**Material for this exercise**

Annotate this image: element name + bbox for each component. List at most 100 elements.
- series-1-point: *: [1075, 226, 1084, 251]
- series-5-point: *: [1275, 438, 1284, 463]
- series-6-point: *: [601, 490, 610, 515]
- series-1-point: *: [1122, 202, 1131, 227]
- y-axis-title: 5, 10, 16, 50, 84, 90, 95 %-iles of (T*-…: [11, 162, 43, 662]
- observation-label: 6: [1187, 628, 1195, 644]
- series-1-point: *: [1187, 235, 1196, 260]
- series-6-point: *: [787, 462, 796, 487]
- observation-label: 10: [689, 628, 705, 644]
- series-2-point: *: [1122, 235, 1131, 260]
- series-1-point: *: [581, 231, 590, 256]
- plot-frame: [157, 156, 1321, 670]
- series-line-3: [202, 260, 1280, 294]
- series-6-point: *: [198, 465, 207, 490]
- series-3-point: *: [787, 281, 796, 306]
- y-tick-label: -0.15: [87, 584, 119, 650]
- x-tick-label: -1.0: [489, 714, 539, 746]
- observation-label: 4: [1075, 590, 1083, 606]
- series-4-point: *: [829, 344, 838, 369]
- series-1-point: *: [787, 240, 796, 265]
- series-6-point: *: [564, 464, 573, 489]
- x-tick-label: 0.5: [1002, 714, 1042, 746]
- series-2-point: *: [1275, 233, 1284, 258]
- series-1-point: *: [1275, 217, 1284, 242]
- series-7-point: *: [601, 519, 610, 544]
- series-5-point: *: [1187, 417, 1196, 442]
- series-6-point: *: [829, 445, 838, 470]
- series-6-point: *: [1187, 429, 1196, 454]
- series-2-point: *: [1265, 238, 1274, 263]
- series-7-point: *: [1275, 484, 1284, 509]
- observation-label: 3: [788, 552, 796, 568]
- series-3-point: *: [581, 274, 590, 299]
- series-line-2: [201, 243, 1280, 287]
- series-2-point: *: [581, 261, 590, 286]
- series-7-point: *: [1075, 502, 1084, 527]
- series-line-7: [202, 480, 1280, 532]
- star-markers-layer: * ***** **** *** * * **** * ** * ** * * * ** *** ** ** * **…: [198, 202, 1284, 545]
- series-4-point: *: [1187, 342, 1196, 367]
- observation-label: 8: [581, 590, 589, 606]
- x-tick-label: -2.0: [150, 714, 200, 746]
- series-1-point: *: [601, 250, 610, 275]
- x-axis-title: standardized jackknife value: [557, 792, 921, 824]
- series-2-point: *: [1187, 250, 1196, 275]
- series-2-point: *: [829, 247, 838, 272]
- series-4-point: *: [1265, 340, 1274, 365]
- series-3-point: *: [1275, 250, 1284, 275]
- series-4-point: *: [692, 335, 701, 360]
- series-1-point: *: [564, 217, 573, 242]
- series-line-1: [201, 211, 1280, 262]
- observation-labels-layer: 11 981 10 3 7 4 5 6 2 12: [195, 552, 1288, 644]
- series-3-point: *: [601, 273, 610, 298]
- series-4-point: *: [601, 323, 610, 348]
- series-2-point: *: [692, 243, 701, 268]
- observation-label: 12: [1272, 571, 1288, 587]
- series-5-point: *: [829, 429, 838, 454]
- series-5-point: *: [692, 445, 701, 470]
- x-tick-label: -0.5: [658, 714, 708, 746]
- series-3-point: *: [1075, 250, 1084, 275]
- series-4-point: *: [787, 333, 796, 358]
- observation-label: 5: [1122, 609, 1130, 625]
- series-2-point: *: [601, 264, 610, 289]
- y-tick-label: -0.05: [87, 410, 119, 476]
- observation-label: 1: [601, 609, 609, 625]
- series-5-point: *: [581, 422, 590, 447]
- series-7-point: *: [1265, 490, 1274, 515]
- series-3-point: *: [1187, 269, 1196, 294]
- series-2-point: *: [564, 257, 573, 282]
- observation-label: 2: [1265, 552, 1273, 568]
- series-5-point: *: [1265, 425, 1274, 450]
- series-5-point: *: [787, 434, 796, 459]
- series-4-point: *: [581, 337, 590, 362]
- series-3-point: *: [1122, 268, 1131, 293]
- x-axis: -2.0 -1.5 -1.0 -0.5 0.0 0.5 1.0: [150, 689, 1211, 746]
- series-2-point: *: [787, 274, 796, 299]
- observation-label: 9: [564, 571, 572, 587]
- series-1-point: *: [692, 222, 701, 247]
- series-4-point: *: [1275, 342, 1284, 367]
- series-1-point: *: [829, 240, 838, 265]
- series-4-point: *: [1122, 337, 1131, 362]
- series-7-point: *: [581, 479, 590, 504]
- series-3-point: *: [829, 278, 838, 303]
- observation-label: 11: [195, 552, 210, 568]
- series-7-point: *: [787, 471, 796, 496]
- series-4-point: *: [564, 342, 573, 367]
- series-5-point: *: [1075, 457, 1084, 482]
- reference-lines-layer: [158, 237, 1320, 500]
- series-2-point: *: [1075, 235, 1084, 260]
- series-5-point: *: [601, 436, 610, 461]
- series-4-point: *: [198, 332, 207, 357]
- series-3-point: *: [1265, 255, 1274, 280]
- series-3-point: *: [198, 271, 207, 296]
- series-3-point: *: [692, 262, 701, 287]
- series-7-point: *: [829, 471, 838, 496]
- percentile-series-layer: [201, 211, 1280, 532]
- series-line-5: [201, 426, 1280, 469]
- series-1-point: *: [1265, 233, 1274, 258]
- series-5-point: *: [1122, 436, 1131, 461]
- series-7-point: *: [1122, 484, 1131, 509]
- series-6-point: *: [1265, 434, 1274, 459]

**What is asked**
Copy the lines from the first one through the line with "- series-6-point: *: [829, 445, 838, 470]", both included, putting "point-label" wherever "observation-label" appears and leaving everything else unchanged.

**Final result**
Annotate this image: element name + bbox for each component. List at most 100 elements.
- series-1-point: *: [1075, 226, 1084, 251]
- series-5-point: *: [1275, 438, 1284, 463]
- series-6-point: *: [601, 490, 610, 515]
- series-1-point: *: [1122, 202, 1131, 227]
- y-axis-title: 5, 10, 16, 50, 84, 90, 95 %-iles of (T*-…: [11, 162, 43, 662]
- point-label: 6: [1187, 628, 1195, 644]
- series-1-point: *: [1187, 235, 1196, 260]
- series-6-point: *: [787, 462, 796, 487]
- point-label: 10: [689, 628, 705, 644]
- series-2-point: *: [1122, 235, 1131, 260]
- series-1-point: *: [581, 231, 590, 256]
- plot-frame: [157, 156, 1321, 670]
- series-line-3: [202, 260, 1280, 294]
- series-6-point: *: [198, 465, 207, 490]
- series-3-point: *: [787, 281, 796, 306]
- y-tick-label: -0.15: [87, 584, 119, 650]
- x-tick-label: -1.0: [489, 714, 539, 746]
- point-label: 4: [1075, 590, 1083, 606]
- series-4-point: *: [829, 344, 838, 369]
- series-1-point: *: [787, 240, 796, 265]
- series-6-point: *: [564, 464, 573, 489]
- x-tick-label: 0.5: [1002, 714, 1042, 746]
- series-2-point: *: [1275, 233, 1284, 258]
- series-1-point: *: [1275, 217, 1284, 242]
- series-7-point: *: [601, 519, 610, 544]
- series-5-point: *: [1187, 417, 1196, 442]
- series-6-point: *: [829, 445, 838, 470]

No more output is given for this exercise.